[Source records]
╔══
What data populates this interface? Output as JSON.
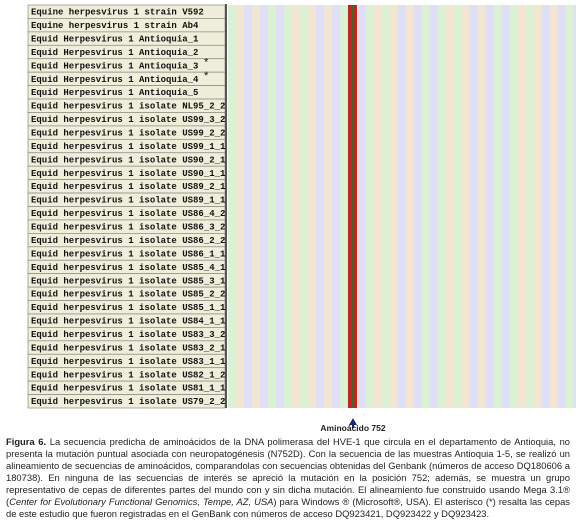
{
  "figure": {
    "sequences": [
      {
        "label": "Equine herpesvirus 1 strain V592"
      },
      {
        "label": "Equine herpesvirus 1 strain Ab4"
      },
      {
        "label": "Equid Herpesvirus 1 Antioquia_1"
      },
      {
        "label": "Equid Herpesvirus 1 Antioquia_2"
      },
      {
        "label": "Equid Herpesvirus 1 Antioquia_3",
        "mark": "*"
      },
      {
        "label": "Equid Herpesvirus 1 Antioquia_4",
        "mark": "*"
      },
      {
        "label": "Equid Herpesvirus 1 Antioquia_5"
      },
      {
        "label": "Equid herpesvirus 1 isolate NL95_2_2"
      },
      {
        "label": "Equid herpesvirus 1 isolate US99_3_2"
      },
      {
        "label": "Equid herpesvirus 1 isolate US99_2_2"
      },
      {
        "label": "Equid herpesvirus 1 isolate US99_1_1"
      },
      {
        "label": "Equid herpesvirus 1 isolate US90_2_1"
      },
      {
        "label": "Equid herpesvirus 1 isolate US90_1_1"
      },
      {
        "label": "Equid herpesvirus 1 isolate US89_2_1"
      },
      {
        "label": "Equid herpesvirus 1 isolate US89_1_1"
      },
      {
        "label": "Equid herpesvirus 1 isolate US86_4_2"
      },
      {
        "label": "Equid herpesvirus 1 isolate US86_3_2"
      },
      {
        "label": "Equid herpesvirus 1 isolate US86_2_2"
      },
      {
        "label": "Equid herpesvirus 1 isolate US86_1_1"
      },
      {
        "label": "Equid herpesvirus 1 isolate US85_4_1"
      },
      {
        "label": "Equid herpesvirus 1 isolate US85_3_1"
      },
      {
        "label": "Equid herpesvirus 1 isolate US85_2_2"
      },
      {
        "label": "Equid herpesvirus 1 isolate US85_1_1"
      },
      {
        "label": "Equid herpesvirus 1 isolate US84_1_1"
      },
      {
        "label": "Equid herpesvirus 1 isolate US83_3_2"
      },
      {
        "label": "Equid herpesvirus 1 isolate US83_2_1"
      },
      {
        "label": "Equid herpesvirus 1 isolate US83_1_1"
      },
      {
        "label": "Equid herpesvirus 1 isolate US82_1_2"
      },
      {
        "label": "Equid herpesvirus 1 isolate US81_1_1"
      },
      {
        "label": "Equid herpesvirus 1 isolate US79_2_2"
      }
    ],
    "position_label": "Aminoácido 752",
    "caption": {
      "label": "Figura 6.",
      "text_1": "La secuencia predicha de aminoácidos de la DNA polimerasa del HVE-1 que circula en el departamento de Antioquia, no presenta la mutación puntual asociada con neuropatogénesis (N752D). Con la secuencia de las muestras Antioquia 1-5, se realizó un alineamiento de secuencias de aminoácidos, comparandolas con secuencias obtenidas del Genbank (números de acceso DQ180606 a 180738). En ninguna de las secuencias de interés se apreció la mutación en la posición 752; además, se muestra un grupo representativo de cepas de diferentes partes del mundo con y sin dicha mutación. El alineamiento fue construido usando Mega 3.1® (",
      "italic": "Center for Evolutionary Functional Genomics, Tempe, AZ, USA",
      "text_2": ") para Windows ® (Microsoft®, USA). El asterisco (*) resalta las cepas de este estudio que fueron registradas en el GenBank con números de acceso DQ923421, DQ923422 y DQ923423."
    }
  }
}
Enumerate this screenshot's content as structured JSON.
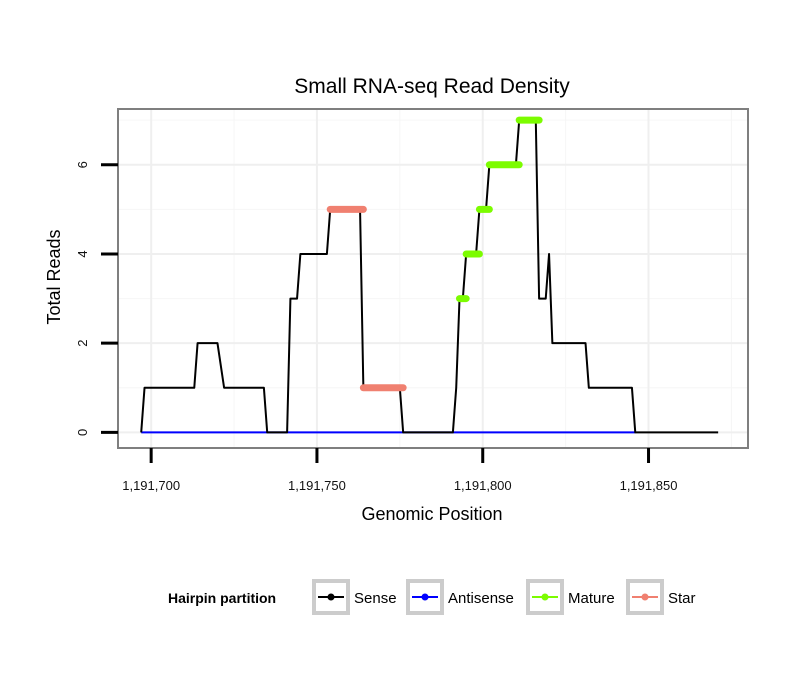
╚══
Exercise prompt:
Transcribe every entry word for word, but skip the pictures.

Your solution:
What data populates this interface? Output as JSON.
{
  "figure": {
    "sequences": [
      {
        "label": "Equine herpesvirus 1 strain V592"
      },
      {
        "label": "Equine herpesvirus 1 strain Ab4"
      },
      {
        "label": "Equid Herpesvirus 1 Antioquia_1"
      },
      {
        "label": "Equid Herpesvirus 1 Antioquia_2"
      },
      {
        "label": "Equid Herpesvirus 1 Antioquia_3",
        "mark": "*"
      },
      {
        "label": "Equid Herpesvirus 1 Antioquia_4",
        "mark": "*"
      },
      {
        "label": "Equid Herpesvirus 1 Antioquia_5"
      },
      {
        "label": "Equid herpesvirus 1 isolate NL95_2_2"
      },
      {
        "label": "Equid herpesvirus 1 isolate US99_3_2"
      },
      {
        "label": "Equid herpesvirus 1 isolate US99_2_2"
      },
      {
        "label": "Equid herpesvirus 1 isolate US99_1_1"
      },
      {
        "label": "Equid herpesvirus 1 isolate US90_2_1"
      },
      {
        "label": "Equid herpesvirus 1 isolate US90_1_1"
      },
      {
        "label": "Equid herpesvirus 1 isolate US89_2_1"
      },
      {
        "label": "Equid herpesvirus 1 isolate US89_1_1"
      },
      {
        "label": "Equid herpesvirus 1 isolate US86_4_2"
      },
      {
        "label": "Equid herpesvirus 1 isolate US86_3_2"
      },
      {
        "label": "Equid herpesvirus 1 isolate US86_2_2"
      },
      {
        "label": "Equid herpesvirus 1 isolate US86_1_1"
      },
      {
        "label": "Equid herpesvirus 1 isolate US85_4_1"
      },
      {
        "label": "Equid herpesvirus 1 isolate US85_3_1"
      },
      {
        "label": "Equid herpesvirus 1 isolate US85_2_2"
      },
      {
        "label": "Equid herpesvirus 1 isolate US85_1_1"
      },
      {
        "label": "Equid herpesvirus 1 isolate US84_1_1"
      },
      {
        "label": "Equid herpesvirus 1 isolate US83_3_2"
      },
      {
        "label": "Equid herpesvirus 1 isolate US83_2_1"
      },
      {
        "label": "Equid herpesvirus 1 isolate US83_1_1"
      },
      {
        "label": "Equid herpesvirus 1 isolate US82_1_2"
      },
      {
        "label": "Equid herpesvirus 1 isolate US81_1_1"
      },
      {
        "label": "Equid herpesvirus 1 isolate US79_2_2"
      }
    ],
    "position_label": "Aminoácido 752",
    "caption": {
      "label": "Figura 6.",
      "text_1": "La secuencia predicha de aminoácidos de la DNA polimerasa del HVE-1 que circula en el departamento de Antioquia, no presenta la mutación puntual asociada con neuropatogénesis (N752D). Con la secuencia de las muestras Antioquia 1-5, se realizó un alineamiento de secuencias de aminoácidos, comparandolas con secuencias obtenidas del Genbank (números de acceso DQ180606 a 180738). En ninguna de las secuencias de interés se apreció la mutación en la posición 752; además, se muestra un grupo representativo de cepas de diferentes partes del mundo con y sin dicha mutación. El alineamiento fue construido usando Mega 3.1® (",
      "italic": "Center for Evolutionary Functional Genomics, Tempe, AZ, USA",
      "text_2": ") para Windows ® (Microsoft®, USA). El asterisco (*) resalta las cepas de este estudio que fueron registradas en el GenBank con números de acceso DQ923421, DQ923422 y DQ923423."
    }
  }
}
Enumerate this screenshot's content as structured JSON.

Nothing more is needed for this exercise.